» Given problem:
Transcribe the material word for word, but without the images.

[Stored entries]

┏━━

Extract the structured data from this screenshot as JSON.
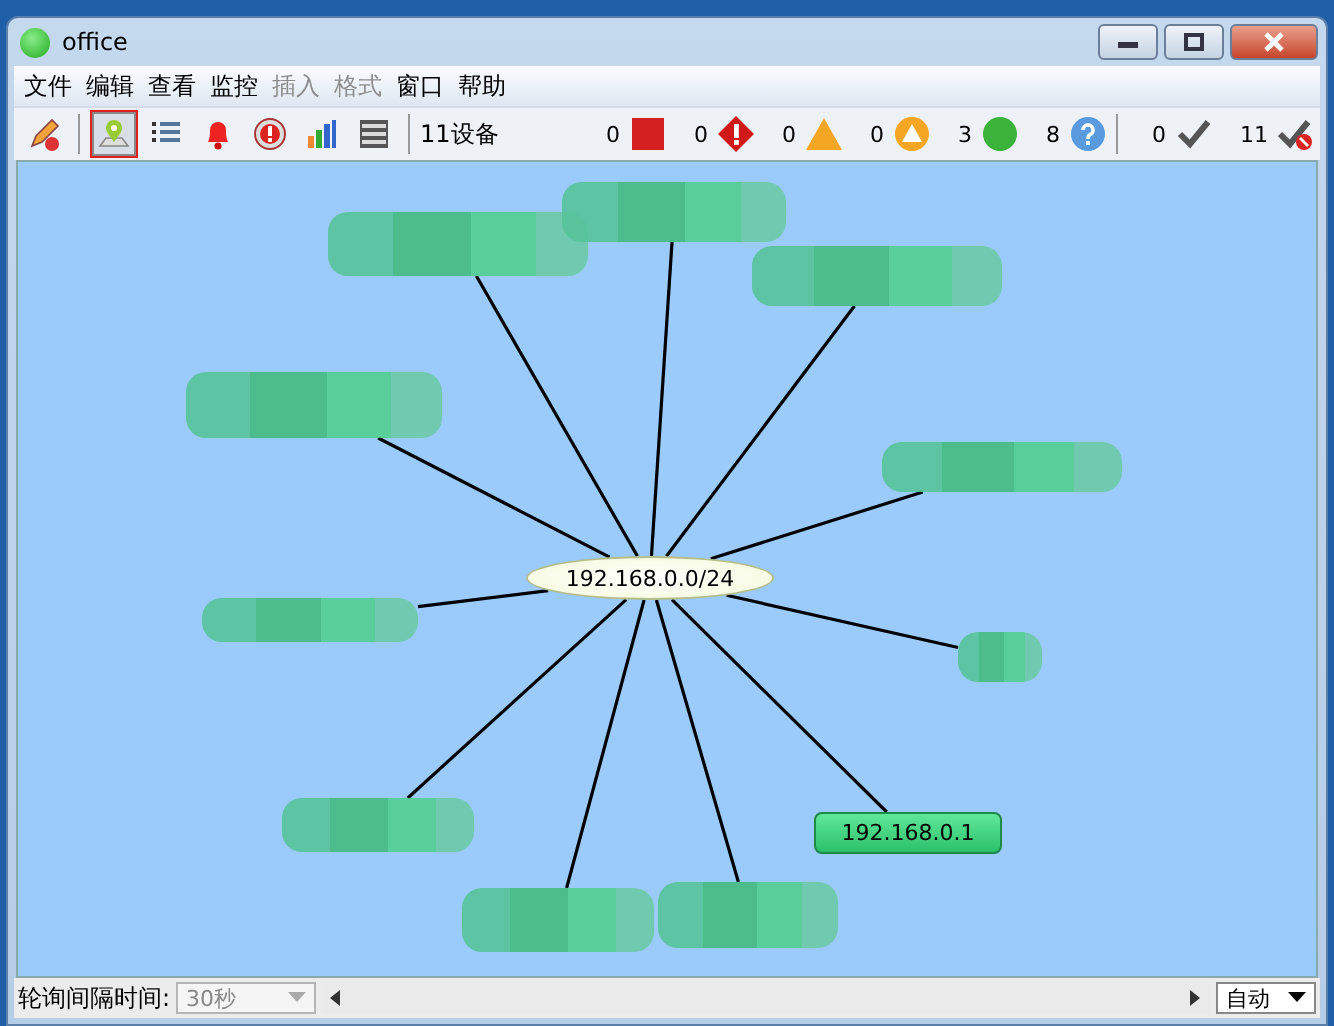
{
  "window": {
    "title": "office"
  },
  "menu": [
    {
      "label": "文件",
      "disabled": false
    },
    {
      "label": "编辑",
      "disabled": false
    },
    {
      "label": "查看",
      "disabled": false
    },
    {
      "label": "监控",
      "disabled": false
    },
    {
      "label": "插入",
      "disabled": true
    },
    {
      "label": "格式",
      "disabled": true
    },
    {
      "label": "窗口",
      "disabled": false
    },
    {
      "label": "帮助",
      "disabled": false
    }
  ],
  "toolbar": {
    "tools": [
      {
        "kind": "edit",
        "selected": false
      },
      {
        "kind": "map",
        "selected": true
      },
      {
        "kind": "list",
        "selected": false
      },
      {
        "kind": "bell",
        "selected": false
      },
      {
        "kind": "alarm",
        "selected": false
      },
      {
        "kind": "chart",
        "selected": false
      },
      {
        "kind": "table",
        "selected": false
      }
    ],
    "device_count": "11设备",
    "status_counts": [
      {
        "kind": "critical",
        "count": "0"
      },
      {
        "kind": "error",
        "count": "0"
      },
      {
        "kind": "warning",
        "count": "0"
      },
      {
        "kind": "caution",
        "count": "0"
      },
      {
        "kind": "ok",
        "count": "3"
      },
      {
        "kind": "unknown",
        "count": "8"
      },
      {
        "kind": "acked",
        "count": "0"
      },
      {
        "kind": "unacked",
        "count": "11"
      }
    ]
  },
  "map": {
    "network": "192.168.0.0/24",
    "nodes": [
      {
        "kind": "blurred"
      },
      {
        "kind": "blurred"
      },
      {
        "kind": "blurred"
      },
      {
        "kind": "blurred"
      },
      {
        "kind": "blurred"
      },
      {
        "kind": "blurred"
      },
      {
        "kind": "blurred"
      },
      {
        "kind": "blurred"
      },
      {
        "kind": "device",
        "label": "192.168.0.1"
      },
      {
        "kind": "blurred"
      },
      {
        "kind": "blurred"
      }
    ]
  },
  "status_bar": {
    "poll_label": "轮询间隔时间:",
    "poll_interval": "30秒",
    "zoom": "自动"
  }
}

┗━━

» Finished task:
Extract the structured data from this screenshot as JSON.
{
  "window": {
    "title": "office"
  },
  "menu": [
    {
      "label": "文件",
      "disabled": false
    },
    {
      "label": "编辑",
      "disabled": false
    },
    {
      "label": "查看",
      "disabled": false
    },
    {
      "label": "监控",
      "disabled": false
    },
    {
      "label": "插入",
      "disabled": true
    },
    {
      "label": "格式",
      "disabled": true
    },
    {
      "label": "窗口",
      "disabled": false
    },
    {
      "label": "帮助",
      "disabled": false
    }
  ],
  "toolbar": {
    "tools": [
      {
        "kind": "edit",
        "selected": false
      },
      {
        "kind": "map",
        "selected": true
      },
      {
        "kind": "list",
        "selected": false
      },
      {
        "kind": "bell",
        "selected": false
      },
      {
        "kind": "alarm",
        "selected": false
      },
      {
        "kind": "chart",
        "selected": false
      },
      {
        "kind": "table",
        "selected": false
      }
    ],
    "device_count": "11设备",
    "status_counts": [
      {
        "kind": "critical",
        "count": "0"
      },
      {
        "kind": "error",
        "count": "0"
      },
      {
        "kind": "warning",
        "count": "0"
      },
      {
        "kind": "caution",
        "count": "0"
      },
      {
        "kind": "ok",
        "count": "3"
      },
      {
        "kind": "unknown",
        "count": "8"
      },
      {
        "kind": "acked",
        "count": "0"
      },
      {
        "kind": "unacked",
        "count": "11"
      }
    ]
  },
  "map": {
    "network": "192.168.0.0/24",
    "nodes": [
      {
        "kind": "blurred"
      },
      {
        "kind": "blurred"
      },
      {
        "kind": "blurred"
      },
      {
        "kind": "blurred"
      },
      {
        "kind": "blurred"
      },
      {
        "kind": "blurred"
      },
      {
        "kind": "blurred"
      },
      {
        "kind": "blurred"
      },
      {
        "kind": "device",
        "label": "192.168.0.1"
      },
      {
        "kind": "blurred"
      },
      {
        "kind": "blurred"
      }
    ]
  },
  "status_bar": {
    "poll_label": "轮询间隔时间:",
    "poll_interval": "30秒",
    "zoom": "自动"
  }
}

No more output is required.